Information Block Start

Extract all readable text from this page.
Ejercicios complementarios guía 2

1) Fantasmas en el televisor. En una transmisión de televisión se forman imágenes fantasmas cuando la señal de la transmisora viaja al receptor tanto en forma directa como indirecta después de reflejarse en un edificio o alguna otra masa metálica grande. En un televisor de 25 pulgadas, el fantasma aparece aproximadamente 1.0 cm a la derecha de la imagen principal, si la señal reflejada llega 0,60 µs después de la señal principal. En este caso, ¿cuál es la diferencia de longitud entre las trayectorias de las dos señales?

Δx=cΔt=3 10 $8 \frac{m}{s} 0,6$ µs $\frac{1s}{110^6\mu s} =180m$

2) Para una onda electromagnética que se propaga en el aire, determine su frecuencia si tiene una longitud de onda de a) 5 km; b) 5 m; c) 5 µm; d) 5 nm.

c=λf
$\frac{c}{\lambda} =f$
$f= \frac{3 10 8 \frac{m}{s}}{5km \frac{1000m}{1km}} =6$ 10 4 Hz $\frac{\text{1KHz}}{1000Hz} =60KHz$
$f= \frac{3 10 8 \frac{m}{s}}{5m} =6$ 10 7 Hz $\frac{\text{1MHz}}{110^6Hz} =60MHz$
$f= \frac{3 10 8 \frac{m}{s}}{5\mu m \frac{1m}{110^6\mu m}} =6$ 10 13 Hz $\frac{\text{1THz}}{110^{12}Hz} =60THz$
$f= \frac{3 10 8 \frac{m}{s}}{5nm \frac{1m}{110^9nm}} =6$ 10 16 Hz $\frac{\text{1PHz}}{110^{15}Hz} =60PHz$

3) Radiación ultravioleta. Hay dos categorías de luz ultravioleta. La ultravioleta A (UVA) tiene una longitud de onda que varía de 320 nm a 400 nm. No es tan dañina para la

Information Block End

• About this exercise: Among the records above, find each line holding "onda" and list it.

• Your response:
2) Para una onda electromagnética que se propaga en el aire, determine su frecuencia si tiene una longitud de onda de a) 5 km; b) 5 m; c) 5 µm; d) 5 nm.
3) Radiación ultravioleta. Hay dos categorías de luz ultravioleta. La ultravioleta A (UVA) tiene una longitud de onda que varía de 320 nm a 400 nm. No es tan dañina para la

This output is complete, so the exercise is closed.